(begin)

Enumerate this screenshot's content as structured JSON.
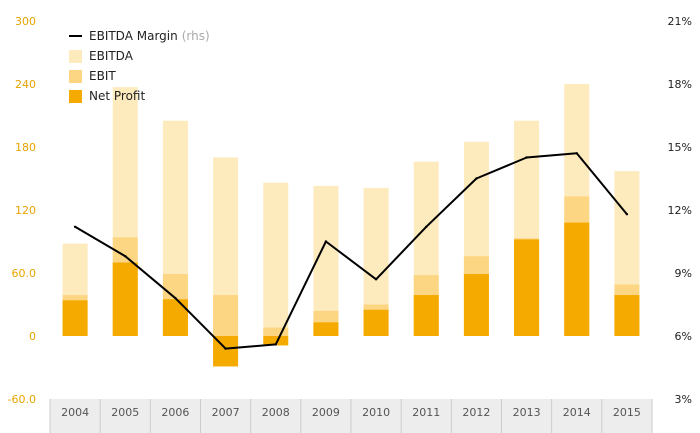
{
  "chart_data": {
    "type": "bar",
    "categories": [
      "2004",
      "2005",
      "2006",
      "2007",
      "2008",
      "2009",
      "2010",
      "2011",
      "2012",
      "2013",
      "2014",
      "2015"
    ],
    "series": [
      {
        "name": "EBITDA",
        "values": [
          88,
          237,
          205,
          170,
          146,
          143,
          141,
          166,
          185,
          205,
          240,
          157
        ]
      },
      {
        "name": "EBIT",
        "values": [
          39,
          94,
          59,
          39,
          8,
          24,
          30,
          58,
          76,
          93,
          133,
          49
        ]
      },
      {
        "name": "Net Profit",
        "values": [
          34,
          70,
          35,
          -29,
          -9,
          13,
          25,
          39,
          59,
          92,
          108,
          39
        ]
      },
      {
        "name": "EBITDA Margin",
        "unit_suffix": "(rhs)",
        "values": [
          11.2,
          9.8,
          7.8,
          5.4,
          5.6,
          10.5,
          8.7,
          11.2,
          13.5,
          14.5,
          14.7,
          11.8
        ]
      }
    ],
    "legend": {
      "position": "top-left",
      "items": [
        {
          "label": "EBITDA Margin",
          "suffix": "(rhs)",
          "color": "#000000",
          "kind": "line"
        },
        {
          "label": "EBITDA",
          "suffix": "",
          "color": "#FDEABD",
          "kind": "box"
        },
        {
          "label": "EBIT",
          "suffix": "",
          "color": "#FDD683",
          "kind": "box"
        },
        {
          "label": "Net Profit",
          "suffix": "",
          "color": "#F5AA00",
          "kind": "box"
        }
      ]
    },
    "left_axis": {
      "ylim": [
        -60,
        300
      ],
      "ticks": [
        "300",
        "240",
        "180",
        "120",
        "60.0",
        "0",
        "-60.0"
      ],
      "tick_color": "#E8A400"
    },
    "right_axis": {
      "ylim": [
        3,
        21
      ],
      "ticks": [
        "21%",
        "18%",
        "15%",
        "12%",
        "9%",
        "6%",
        "3%"
      ]
    },
    "grid": false,
    "colors": {
      "ebitda": "#FDEABD",
      "ebit": "#FDD683",
      "net_profit": "#F5AA00",
      "margin_line": "#000000",
      "axis_strip": "#EDEDED",
      "separator": "#CCCCCC"
    }
  }
}
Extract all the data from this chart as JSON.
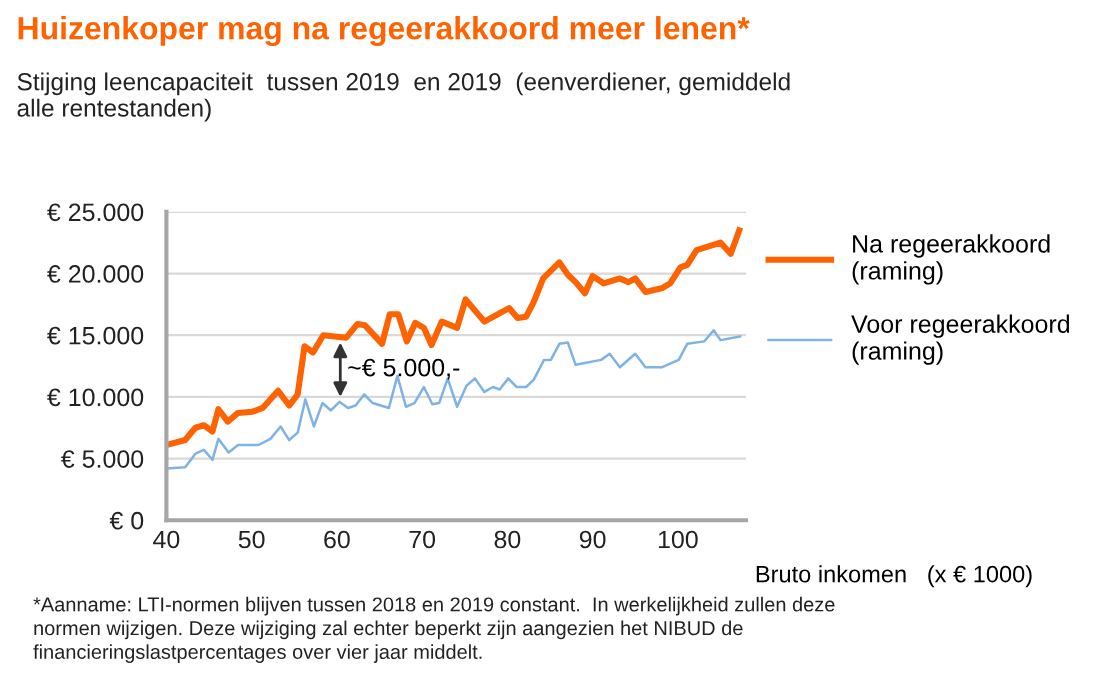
{
  "chart_data": {
    "type": "line",
    "title": "Huizenkoper mag na regeerakkoord meer lenen*",
    "subtitle": "Stijging leencapaciteit  tussen 2019  en 2019  (eenverdiener, gemiddeld\nalle rentestanden)",
    "xlabel": "Bruto inkomen   (x € 1000)",
    "series": [
      {
        "name": "Na regeerakkoord\n(raming)",
        "color": "#ff6200",
        "x": [
          40,
          42.2,
          43.4,
          44.4,
          45.4,
          46.1,
          47.2,
          48.4,
          50.1,
          51.3,
          53.1,
          54.4,
          55.4,
          56.2,
          57.2,
          58.4,
          61.1,
          62.4,
          63.3,
          65.3,
          66.2,
          67.2,
          68.2,
          69.2,
          70.2,
          71.1,
          72.3,
          74.1,
          75.1,
          77.3,
          80.2,
          81.2,
          82.2,
          83.1,
          84.2,
          86.1,
          87.1,
          88,
          89.1,
          90,
          91.3,
          93.2,
          94.2,
          95,
          96.2,
          98.1,
          99.1,
          100.3,
          101.1,
          102.2,
          105,
          106.2,
          107.2
        ],
        "values": [
          6100,
          6500,
          7500,
          7700,
          7200,
          9000,
          8000,
          8700,
          8800,
          9100,
          10500,
          9300,
          10200,
          14100,
          13600,
          15000,
          14800,
          15900,
          15800,
          14300,
          16700,
          16700,
          14500,
          16000,
          15600,
          14200,
          16100,
          15600,
          17900,
          16100,
          17200,
          16400,
          16500,
          17700,
          19600,
          20900,
          19900,
          19300,
          18400,
          19800,
          19200,
          19600,
          19300,
          19600,
          18500,
          18800,
          19200,
          20500,
          20700,
          21900,
          22500,
          21600,
          23500
        ]
      },
      {
        "name": "Voor regeerakkoord\n(raming)",
        "color": "#7fb2e5",
        "x": [
          40,
          42.2,
          43.4,
          44.4,
          45.4,
          46.1,
          47.3,
          48.4,
          50.8,
          52.2,
          53.4,
          54.4,
          55.4,
          56.3,
          57.3,
          58.3,
          59.3,
          60.3,
          61.3,
          62.2,
          63.2,
          64.2,
          66.1,
          67.1,
          68.1,
          69.1,
          70.2,
          71.2,
          72,
          73,
          74.1,
          75.2,
          76.2,
          77.3,
          78.3,
          79.1,
          80.1,
          81.1,
          82.2,
          83.1,
          84.3,
          85.1,
          86.1,
          87.1,
          88,
          91,
          92,
          93.2,
          95,
          96.2,
          98.1,
          100.1,
          101.1,
          103.1,
          104.2,
          105,
          107.3
        ],
        "values": [
          4200,
          4300,
          5400,
          5700,
          4900,
          6600,
          5500,
          6100,
          6100,
          6600,
          7600,
          6500,
          7100,
          9800,
          7600,
          9500,
          8900,
          9600,
          9100,
          9300,
          10200,
          9500,
          9100,
          11700,
          9200,
          9500,
          10800,
          9400,
          9500,
          11500,
          9200,
          10900,
          11500,
          10400,
          10800,
          10600,
          11500,
          10800,
          10800,
          11400,
          13000,
          13000,
          14300,
          14400,
          12600,
          13000,
          13500,
          12400,
          13500,
          12400,
          12400,
          13000,
          14300,
          14500,
          15400,
          14600,
          14900
        ]
      }
    ],
    "xlim": [
      40,
      108
    ],
    "xticks": [
      40,
      50,
      60,
      70,
      80,
      90,
      100
    ],
    "ylim": [
      0,
      25000
    ],
    "yticks": [
      {
        "value": 0,
        "label": "€ 0"
      },
      {
        "value": 5000,
        "label": "€ 5.000"
      },
      {
        "value": 10000,
        "label": "€ 10.000"
      },
      {
        "value": 15000,
        "label": "€ 15.000"
      },
      {
        "value": 20000,
        "label": "€ 20.000"
      },
      {
        "value": 25000,
        "label": "€ 25.000"
      }
    ],
    "grid": "y",
    "legend": "right",
    "marker": "none",
    "line_style": "solid",
    "annotations": [
      "~€ 5.000,-",
      "*Aanname: LTI-normen blijven tussen 2018 en 2019 constant.  In werkelijkheid zullen deze\nnormen wijzigen. Deze wijziging zal echter beperkt zijn aangezien het NIBUD de\nfinancieringslastpercentages over vier jaar middelt."
    ]
  }
}
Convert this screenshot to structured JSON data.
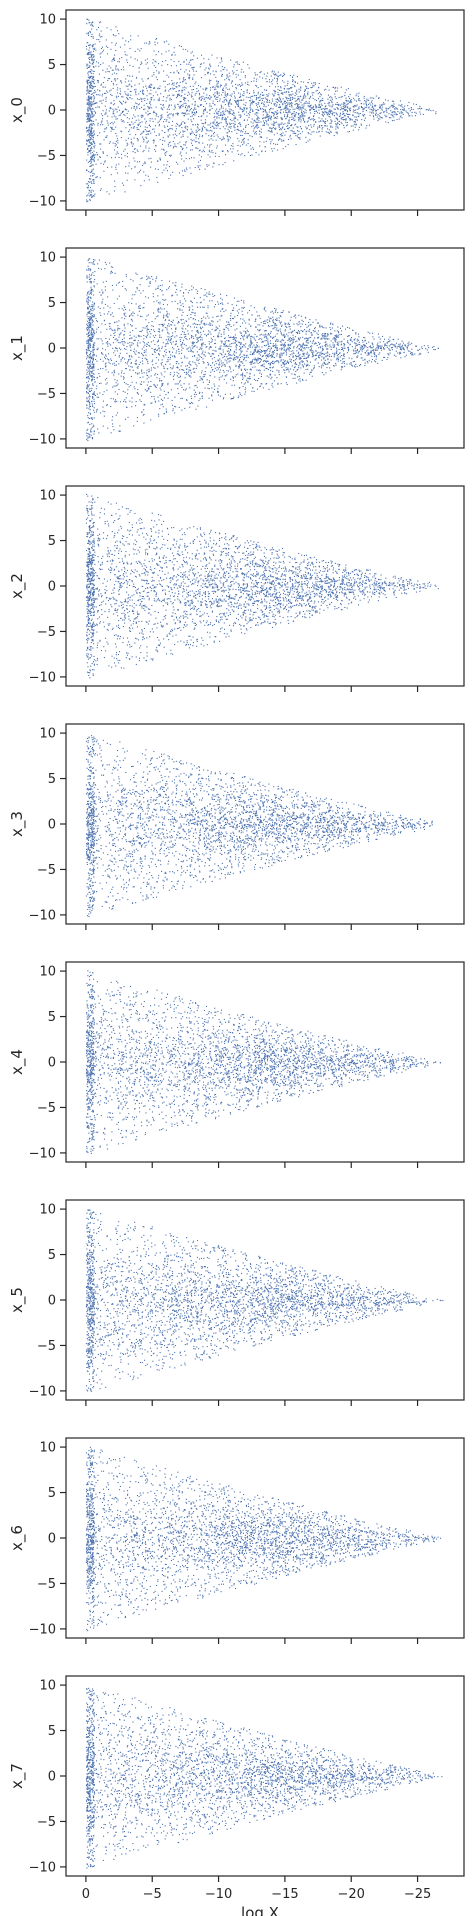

(end)

• [Goal of the exercise]: Repeat the listing in full and exactly. Leave any pictures out.

• [Correct output]:
Enumerate this screenshot's content as structured JSON.
{
  "chart_data": {
    "type": "bar",
    "categories": [
      "2004",
      "2005",
      "2006",
      "2007",
      "2008",
      "2009",
      "2010",
      "2011",
      "2012",
      "2013",
      "2014",
      "2015"
    ],
    "series": [
      {
        "name": "EBITDA",
        "values": [
          88,
          237,
          205,
          170,
          146,
          143,
          141,
          166,
          185,
          205,
          240,
          157
        ]
      },
      {
        "name": "EBIT",
        "values": [
          39,
          94,
          59,
          39,
          8,
          24,
          30,
          58,
          76,
          93,
          133,
          49
        ]
      },
      {
        "name": "Net Profit",
        "values": [
          34,
          70,
          35,
          -29,
          -9,
          13,
          25,
          39,
          59,
          92,
          108,
          39
        ]
      },
      {
        "name": "EBITDA Margin",
        "unit_suffix": "(rhs)",
        "values": [
          11.2,
          9.8,
          7.8,
          5.4,
          5.6,
          10.5,
          8.7,
          11.2,
          13.5,
          14.5,
          14.7,
          11.8
        ]
      }
    ],
    "legend": {
      "position": "top-left",
      "items": [
        {
          "label": "EBITDA Margin",
          "suffix": "(rhs)",
          "color": "#000000",
          "kind": "line"
        },
        {
          "label": "EBITDA",
          "suffix": "",
          "color": "#FDEABD",
          "kind": "box"
        },
        {
          "label": "EBIT",
          "suffix": "",
          "color": "#FDD683",
          "kind": "box"
        },
        {
          "label": "Net Profit",
          "suffix": "",
          "color": "#F5AA00",
          "kind": "box"
        }
      ]
    },
    "left_axis": {
      "ylim": [
        -60,
        300
      ],
      "ticks": [
        "300",
        "240",
        "180",
        "120",
        "60.0",
        "0",
        "-60.0"
      ],
      "tick_color": "#E8A400"
    },
    "right_axis": {
      "ylim": [
        3,
        21
      ],
      "ticks": [
        "21%",
        "18%",
        "15%",
        "12%",
        "9%",
        "6%",
        "3%"
      ]
    },
    "grid": false,
    "colors": {
      "ebitda": "#FDEABD",
      "ebit": "#FDD683",
      "net_profit": "#F5AA00",
      "margin_line": "#000000",
      "axis_strip": "#EDEDED",
      "separator": "#CCCCCC"
    }
  }
}
Extract all the data from this chart as JSON.
{
  "chart_data": {
    "type": "line",
    "title": "Huizenkoper mag na regeerakkoord meer lenen*",
    "subtitle": "Stijging leencapaciteit  tussen 2019  en 2019  (eenverdiener, gemiddeld\nalle rentestanden)",
    "xlabel": "Bruto inkomen   (x € 1000)",
    "series": [
      {
        "name": "Na regeerakkoord\n(raming)",
        "color": "#ff6200",
        "x": [
          40,
          42.2,
          43.4,
          44.4,
          45.4,
          46.1,
          47.2,
          48.4,
          50.1,
          51.3,
          53.1,
          54.4,
          55.4,
          56.2,
          57.2,
          58.4,
          61.1,
          62.4,
          63.3,
          65.3,
          66.2,
          67.2,
          68.2,
          69.2,
          70.2,
          71.1,
          72.3,
          74.1,
          75.1,
          77.3,
          80.2,
          81.2,
          82.2,
          83.1,
          84.2,
          86.1,
          87.1,
          88,
          89.1,
          90,
          91.3,
          93.2,
          94.2,
          95,
          96.2,
          98.1,
          99.1,
          100.3,
          101.1,
          102.2,
          105,
          106.2,
          107.2
        ],
        "values": [
          6100,
          6500,
          7500,
          7700,
          7200,
          9000,
          8000,
          8700,
          8800,
          9100,
          10500,
          9300,
          10200,
          14100,
          13600,
          15000,
          14800,
          15900,
          15800,
          14300,
          16700,
          16700,
          14500,
          16000,
          15600,
          14200,
          16100,
          15600,
          17900,
          16100,
          17200,
          16400,
          16500,
          17700,
          19600,
          20900,
          19900,
          19300,
          18400,
          19800,
          19200,
          19600,
          19300,
          19600,
          18500,
          18800,
          19200,
          20500,
          20700,
          21900,
          22500,
          21600,
          23500
        ]
      },
      {
        "name": "Voor regeerakkoord\n(raming)",
        "color": "#7fb2e5",
        "x": [
          40,
          42.2,
          43.4,
          44.4,
          45.4,
          46.1,
          47.3,
          48.4,
          50.8,
          52.2,
          53.4,
          54.4,
          55.4,
          56.3,
          57.3,
          58.3,
          59.3,
          60.3,
          61.3,
          62.2,
          63.2,
          64.2,
          66.1,
          67.1,
          68.1,
          69.1,
          70.2,
          71.2,
          72,
          73,
          74.1,
          75.2,
          76.2,
          77.3,
          78.3,
          79.1,
          80.1,
          81.1,
          82.2,
          83.1,
          84.3,
          85.1,
          86.1,
          87.1,
          88,
          91,
          92,
          93.2,
          95,
          96.2,
          98.1,
          100.1,
          101.1,
          103.1,
          104.2,
          105,
          107.3
        ],
        "values": [
          4200,
          4300,
          5400,
          5700,
          4900,
          6600,
          5500,
          6100,
          6100,
          6600,
          7600,
          6500,
          7100,
          9800,
          7600,
          9500,
          8900,
          9600,
          9100,
          9300,
          10200,
          9500,
          9100,
          11700,
          9200,
          9500,
          10800,
          9400,
          9500,
          11500,
          9200,
          10900,
          11500,
          10400,
          10800,
          10600,
          11500,
          10800,
          10800,
          11400,
          13000,
          13000,
          14300,
          14400,
          12600,
          13000,
          13500,
          12400,
          13500,
          12400,
          12400,
          13000,
          14300,
          14500,
          15400,
          14600,
          14900
        ]
      }
    ],
    "xlim": [
      40,
      108
    ],
    "xticks": [
      40,
      50,
      60,
      70,
      80,
      90,
      100
    ],
    "ylim": [
      0,
      25000
    ],
    "yticks": [
      {
        "value": 0,
        "label": "€ 0"
      },
      {
        "value": 5000,
        "label": "€ 5.000"
      },
      {
        "value": 10000,
        "label": "€ 10.000"
      },
      {
        "value": 15000,
        "label": "€ 15.000"
      },
      {
        "value": 20000,
        "label": "€ 20.000"
      },
      {
        "value": 25000,
        "label": "€ 25.000"
      }
    ],
    "grid": "y",
    "legend": "right",
    "marker": "none",
    "line_style": "solid",
    "annotations": [
      "~€ 5.000,-",
      "*Aanname: LTI-normen blijven tussen 2018 en 2019 constant.  In werkelijkheid zullen deze\nnormen wijzigen. Deze wijziging zal echter beperkt zijn aangezien het NIBUD de\nfinancieringslastpercentages over vier jaar middelt."
    ]
  }
}
Convert this screenshot to structured JSON data.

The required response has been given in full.